_Problem details:_ Can you pull out each line of the data below that includes the word "list"?

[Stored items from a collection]
════

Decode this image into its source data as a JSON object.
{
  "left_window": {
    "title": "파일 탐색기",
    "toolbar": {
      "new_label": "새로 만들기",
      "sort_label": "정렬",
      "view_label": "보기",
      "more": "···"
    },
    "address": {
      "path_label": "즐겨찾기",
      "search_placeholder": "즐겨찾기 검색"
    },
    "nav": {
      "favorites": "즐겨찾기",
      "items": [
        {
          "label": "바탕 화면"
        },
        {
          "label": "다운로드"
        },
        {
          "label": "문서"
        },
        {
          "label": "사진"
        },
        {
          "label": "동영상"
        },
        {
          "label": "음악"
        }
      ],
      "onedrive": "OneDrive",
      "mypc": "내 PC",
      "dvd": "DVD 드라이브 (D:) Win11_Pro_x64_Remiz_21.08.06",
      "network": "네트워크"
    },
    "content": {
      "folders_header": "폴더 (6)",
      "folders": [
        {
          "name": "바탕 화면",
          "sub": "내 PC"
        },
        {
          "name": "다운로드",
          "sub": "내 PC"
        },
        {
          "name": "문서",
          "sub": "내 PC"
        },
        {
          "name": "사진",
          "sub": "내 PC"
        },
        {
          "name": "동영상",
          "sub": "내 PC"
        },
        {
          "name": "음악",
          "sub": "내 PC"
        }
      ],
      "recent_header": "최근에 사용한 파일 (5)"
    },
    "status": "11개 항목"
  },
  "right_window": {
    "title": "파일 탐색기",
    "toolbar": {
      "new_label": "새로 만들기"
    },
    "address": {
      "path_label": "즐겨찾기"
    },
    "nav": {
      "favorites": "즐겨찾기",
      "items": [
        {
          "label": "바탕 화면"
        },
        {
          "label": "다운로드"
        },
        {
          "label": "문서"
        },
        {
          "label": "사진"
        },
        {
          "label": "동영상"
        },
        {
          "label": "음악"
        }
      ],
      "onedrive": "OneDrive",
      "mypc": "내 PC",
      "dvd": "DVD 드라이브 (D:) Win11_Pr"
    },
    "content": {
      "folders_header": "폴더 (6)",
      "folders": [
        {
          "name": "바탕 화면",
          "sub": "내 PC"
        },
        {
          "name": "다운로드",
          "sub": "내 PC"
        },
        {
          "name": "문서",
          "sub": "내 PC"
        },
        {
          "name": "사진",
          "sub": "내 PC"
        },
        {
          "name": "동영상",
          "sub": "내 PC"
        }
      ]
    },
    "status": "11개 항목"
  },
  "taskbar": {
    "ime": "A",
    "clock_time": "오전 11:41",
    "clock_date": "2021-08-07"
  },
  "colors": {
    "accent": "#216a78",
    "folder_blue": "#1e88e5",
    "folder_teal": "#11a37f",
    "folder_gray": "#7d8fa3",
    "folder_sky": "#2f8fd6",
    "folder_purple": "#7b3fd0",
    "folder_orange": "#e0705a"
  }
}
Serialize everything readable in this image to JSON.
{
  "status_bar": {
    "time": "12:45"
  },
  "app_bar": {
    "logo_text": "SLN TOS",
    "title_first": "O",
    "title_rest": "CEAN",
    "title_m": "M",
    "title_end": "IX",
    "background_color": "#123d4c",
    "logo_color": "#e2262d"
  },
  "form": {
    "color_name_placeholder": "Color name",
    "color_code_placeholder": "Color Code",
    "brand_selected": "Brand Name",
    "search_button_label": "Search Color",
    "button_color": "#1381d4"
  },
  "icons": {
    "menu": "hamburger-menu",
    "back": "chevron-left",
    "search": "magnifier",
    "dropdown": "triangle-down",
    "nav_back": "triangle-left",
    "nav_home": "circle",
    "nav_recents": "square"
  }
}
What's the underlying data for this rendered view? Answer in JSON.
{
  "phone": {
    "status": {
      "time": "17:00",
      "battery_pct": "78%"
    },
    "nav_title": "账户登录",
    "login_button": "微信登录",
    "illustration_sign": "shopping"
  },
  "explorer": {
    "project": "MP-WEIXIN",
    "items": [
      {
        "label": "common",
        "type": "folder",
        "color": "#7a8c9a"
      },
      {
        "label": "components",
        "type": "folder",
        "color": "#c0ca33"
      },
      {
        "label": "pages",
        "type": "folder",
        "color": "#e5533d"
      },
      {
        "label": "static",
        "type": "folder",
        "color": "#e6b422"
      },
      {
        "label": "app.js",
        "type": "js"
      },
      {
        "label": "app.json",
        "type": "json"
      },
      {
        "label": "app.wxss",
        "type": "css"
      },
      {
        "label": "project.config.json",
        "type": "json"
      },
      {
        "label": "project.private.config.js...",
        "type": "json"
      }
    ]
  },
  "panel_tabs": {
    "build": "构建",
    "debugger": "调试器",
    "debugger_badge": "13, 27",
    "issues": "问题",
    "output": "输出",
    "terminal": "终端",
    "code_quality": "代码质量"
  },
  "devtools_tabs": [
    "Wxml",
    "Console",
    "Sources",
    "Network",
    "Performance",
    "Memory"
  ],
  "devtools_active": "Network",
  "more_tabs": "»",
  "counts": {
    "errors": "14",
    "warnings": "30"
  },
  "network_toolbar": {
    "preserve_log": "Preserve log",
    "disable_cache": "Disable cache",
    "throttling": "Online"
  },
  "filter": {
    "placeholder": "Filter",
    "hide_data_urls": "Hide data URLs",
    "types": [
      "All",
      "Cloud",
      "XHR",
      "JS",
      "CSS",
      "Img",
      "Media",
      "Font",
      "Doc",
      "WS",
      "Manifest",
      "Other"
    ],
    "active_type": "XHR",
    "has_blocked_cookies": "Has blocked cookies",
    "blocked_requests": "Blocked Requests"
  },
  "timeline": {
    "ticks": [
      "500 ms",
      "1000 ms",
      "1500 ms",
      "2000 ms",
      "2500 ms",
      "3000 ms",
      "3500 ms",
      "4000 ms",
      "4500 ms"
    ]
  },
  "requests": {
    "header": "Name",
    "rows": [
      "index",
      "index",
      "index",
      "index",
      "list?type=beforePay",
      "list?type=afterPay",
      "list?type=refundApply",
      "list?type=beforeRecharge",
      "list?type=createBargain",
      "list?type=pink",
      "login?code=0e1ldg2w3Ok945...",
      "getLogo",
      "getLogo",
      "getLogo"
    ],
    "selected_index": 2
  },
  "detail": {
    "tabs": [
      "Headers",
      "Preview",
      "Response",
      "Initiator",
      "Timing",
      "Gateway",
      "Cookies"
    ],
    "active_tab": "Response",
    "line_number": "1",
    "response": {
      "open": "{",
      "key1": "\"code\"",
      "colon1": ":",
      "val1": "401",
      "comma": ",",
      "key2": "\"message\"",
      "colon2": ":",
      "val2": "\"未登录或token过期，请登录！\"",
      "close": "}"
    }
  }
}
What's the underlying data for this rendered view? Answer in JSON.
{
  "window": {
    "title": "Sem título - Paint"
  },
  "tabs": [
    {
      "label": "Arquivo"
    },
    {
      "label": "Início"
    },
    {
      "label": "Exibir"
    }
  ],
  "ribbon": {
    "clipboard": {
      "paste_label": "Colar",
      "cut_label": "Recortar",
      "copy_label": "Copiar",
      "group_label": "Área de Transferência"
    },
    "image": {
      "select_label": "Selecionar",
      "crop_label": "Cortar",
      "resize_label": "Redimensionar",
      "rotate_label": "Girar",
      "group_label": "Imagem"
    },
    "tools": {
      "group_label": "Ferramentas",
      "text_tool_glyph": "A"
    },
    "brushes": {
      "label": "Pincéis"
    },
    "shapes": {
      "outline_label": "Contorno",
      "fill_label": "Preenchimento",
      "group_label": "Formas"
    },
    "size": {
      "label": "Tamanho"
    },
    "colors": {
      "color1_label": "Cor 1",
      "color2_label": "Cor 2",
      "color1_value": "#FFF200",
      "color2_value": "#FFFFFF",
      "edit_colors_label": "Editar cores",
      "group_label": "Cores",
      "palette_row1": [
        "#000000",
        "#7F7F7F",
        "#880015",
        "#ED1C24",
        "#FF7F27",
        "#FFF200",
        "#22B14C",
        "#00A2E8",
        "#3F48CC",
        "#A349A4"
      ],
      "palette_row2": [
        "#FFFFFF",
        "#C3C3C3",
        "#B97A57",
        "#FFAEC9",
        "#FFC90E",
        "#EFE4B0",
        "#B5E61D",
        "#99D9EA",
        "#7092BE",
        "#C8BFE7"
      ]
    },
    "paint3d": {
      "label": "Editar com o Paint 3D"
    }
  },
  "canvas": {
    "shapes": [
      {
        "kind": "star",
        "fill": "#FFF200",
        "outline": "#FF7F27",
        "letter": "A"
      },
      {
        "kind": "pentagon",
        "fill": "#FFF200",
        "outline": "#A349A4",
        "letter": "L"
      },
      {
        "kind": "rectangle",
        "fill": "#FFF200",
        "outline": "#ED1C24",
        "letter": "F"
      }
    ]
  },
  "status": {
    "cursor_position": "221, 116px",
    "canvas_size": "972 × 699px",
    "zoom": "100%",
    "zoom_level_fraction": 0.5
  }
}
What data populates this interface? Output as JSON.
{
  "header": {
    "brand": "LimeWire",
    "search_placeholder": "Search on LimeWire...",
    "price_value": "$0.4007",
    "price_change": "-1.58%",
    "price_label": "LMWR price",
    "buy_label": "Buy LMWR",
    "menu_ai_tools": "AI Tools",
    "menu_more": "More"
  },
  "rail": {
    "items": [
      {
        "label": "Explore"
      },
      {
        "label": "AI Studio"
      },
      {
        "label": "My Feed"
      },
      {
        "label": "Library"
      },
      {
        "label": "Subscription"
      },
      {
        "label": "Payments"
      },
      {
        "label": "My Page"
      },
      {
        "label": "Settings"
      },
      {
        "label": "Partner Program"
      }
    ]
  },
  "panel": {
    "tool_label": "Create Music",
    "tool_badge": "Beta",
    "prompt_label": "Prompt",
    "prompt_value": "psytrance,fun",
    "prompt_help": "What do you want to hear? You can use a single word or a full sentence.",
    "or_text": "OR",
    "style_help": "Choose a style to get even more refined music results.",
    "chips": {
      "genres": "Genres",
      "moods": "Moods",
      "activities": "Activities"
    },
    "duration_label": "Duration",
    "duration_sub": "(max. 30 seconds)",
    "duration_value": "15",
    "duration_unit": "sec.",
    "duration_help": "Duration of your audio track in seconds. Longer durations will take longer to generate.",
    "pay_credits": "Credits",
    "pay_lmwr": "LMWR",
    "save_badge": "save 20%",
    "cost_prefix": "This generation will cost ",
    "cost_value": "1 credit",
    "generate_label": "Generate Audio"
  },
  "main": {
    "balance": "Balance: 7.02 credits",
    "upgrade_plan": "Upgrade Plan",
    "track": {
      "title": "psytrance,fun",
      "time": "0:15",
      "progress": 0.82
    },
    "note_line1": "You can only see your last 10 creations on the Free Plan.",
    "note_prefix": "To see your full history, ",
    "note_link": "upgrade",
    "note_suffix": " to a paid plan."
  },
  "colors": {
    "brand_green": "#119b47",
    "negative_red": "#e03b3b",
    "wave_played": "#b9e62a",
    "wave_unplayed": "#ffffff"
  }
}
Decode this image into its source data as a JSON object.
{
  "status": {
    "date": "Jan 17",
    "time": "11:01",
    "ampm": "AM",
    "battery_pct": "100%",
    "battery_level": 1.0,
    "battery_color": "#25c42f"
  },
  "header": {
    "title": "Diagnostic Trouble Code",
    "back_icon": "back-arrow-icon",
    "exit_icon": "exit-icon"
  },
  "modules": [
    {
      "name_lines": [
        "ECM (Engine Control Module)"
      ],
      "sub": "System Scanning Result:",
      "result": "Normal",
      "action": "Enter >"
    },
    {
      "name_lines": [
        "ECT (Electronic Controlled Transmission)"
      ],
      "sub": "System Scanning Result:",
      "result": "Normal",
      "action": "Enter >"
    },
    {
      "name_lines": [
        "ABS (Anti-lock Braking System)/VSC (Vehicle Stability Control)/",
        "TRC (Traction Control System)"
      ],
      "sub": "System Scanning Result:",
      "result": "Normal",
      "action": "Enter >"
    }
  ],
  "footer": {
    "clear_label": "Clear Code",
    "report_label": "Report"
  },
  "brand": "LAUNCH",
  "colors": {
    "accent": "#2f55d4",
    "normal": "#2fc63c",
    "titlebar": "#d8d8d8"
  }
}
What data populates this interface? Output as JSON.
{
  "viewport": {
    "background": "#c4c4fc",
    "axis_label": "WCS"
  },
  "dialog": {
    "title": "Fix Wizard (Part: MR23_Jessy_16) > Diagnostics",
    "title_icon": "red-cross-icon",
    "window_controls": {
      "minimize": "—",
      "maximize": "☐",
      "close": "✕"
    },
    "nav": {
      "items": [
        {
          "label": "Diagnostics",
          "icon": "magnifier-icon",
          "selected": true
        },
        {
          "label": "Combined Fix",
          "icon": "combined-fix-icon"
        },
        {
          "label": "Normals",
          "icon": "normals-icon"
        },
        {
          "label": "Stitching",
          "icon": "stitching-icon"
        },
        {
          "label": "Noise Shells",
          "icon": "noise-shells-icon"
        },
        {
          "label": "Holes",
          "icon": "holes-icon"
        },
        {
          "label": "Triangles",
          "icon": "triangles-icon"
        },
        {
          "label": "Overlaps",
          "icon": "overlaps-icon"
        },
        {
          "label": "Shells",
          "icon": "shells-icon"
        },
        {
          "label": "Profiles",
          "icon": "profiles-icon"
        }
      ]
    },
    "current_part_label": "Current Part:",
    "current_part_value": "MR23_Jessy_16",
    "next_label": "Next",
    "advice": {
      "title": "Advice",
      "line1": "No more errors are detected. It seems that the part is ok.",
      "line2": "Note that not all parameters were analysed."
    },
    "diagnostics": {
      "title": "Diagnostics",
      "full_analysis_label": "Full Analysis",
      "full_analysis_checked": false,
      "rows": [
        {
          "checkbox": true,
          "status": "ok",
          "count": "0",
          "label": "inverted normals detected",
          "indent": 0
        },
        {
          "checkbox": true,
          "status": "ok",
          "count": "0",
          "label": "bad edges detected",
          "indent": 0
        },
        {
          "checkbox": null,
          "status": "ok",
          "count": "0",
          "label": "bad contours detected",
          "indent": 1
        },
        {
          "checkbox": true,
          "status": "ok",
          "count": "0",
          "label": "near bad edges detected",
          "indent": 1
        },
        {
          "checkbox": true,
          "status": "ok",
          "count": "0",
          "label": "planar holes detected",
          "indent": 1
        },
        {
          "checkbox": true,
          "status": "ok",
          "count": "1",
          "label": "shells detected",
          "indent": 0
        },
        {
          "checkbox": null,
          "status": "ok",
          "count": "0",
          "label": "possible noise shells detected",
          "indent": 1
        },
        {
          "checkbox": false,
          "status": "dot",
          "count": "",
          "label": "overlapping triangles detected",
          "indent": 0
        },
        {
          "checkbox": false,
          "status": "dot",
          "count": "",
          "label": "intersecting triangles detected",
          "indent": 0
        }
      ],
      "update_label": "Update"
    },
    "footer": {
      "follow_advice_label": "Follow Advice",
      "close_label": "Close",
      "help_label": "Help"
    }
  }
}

════

_Written response:_
      "list?type=beforePay",
      "list?type=afterPay",
      "list?type=refundApply",
      "list?type=beforeRecharge",
      "list?type=createBargain",
      "list?type=pink",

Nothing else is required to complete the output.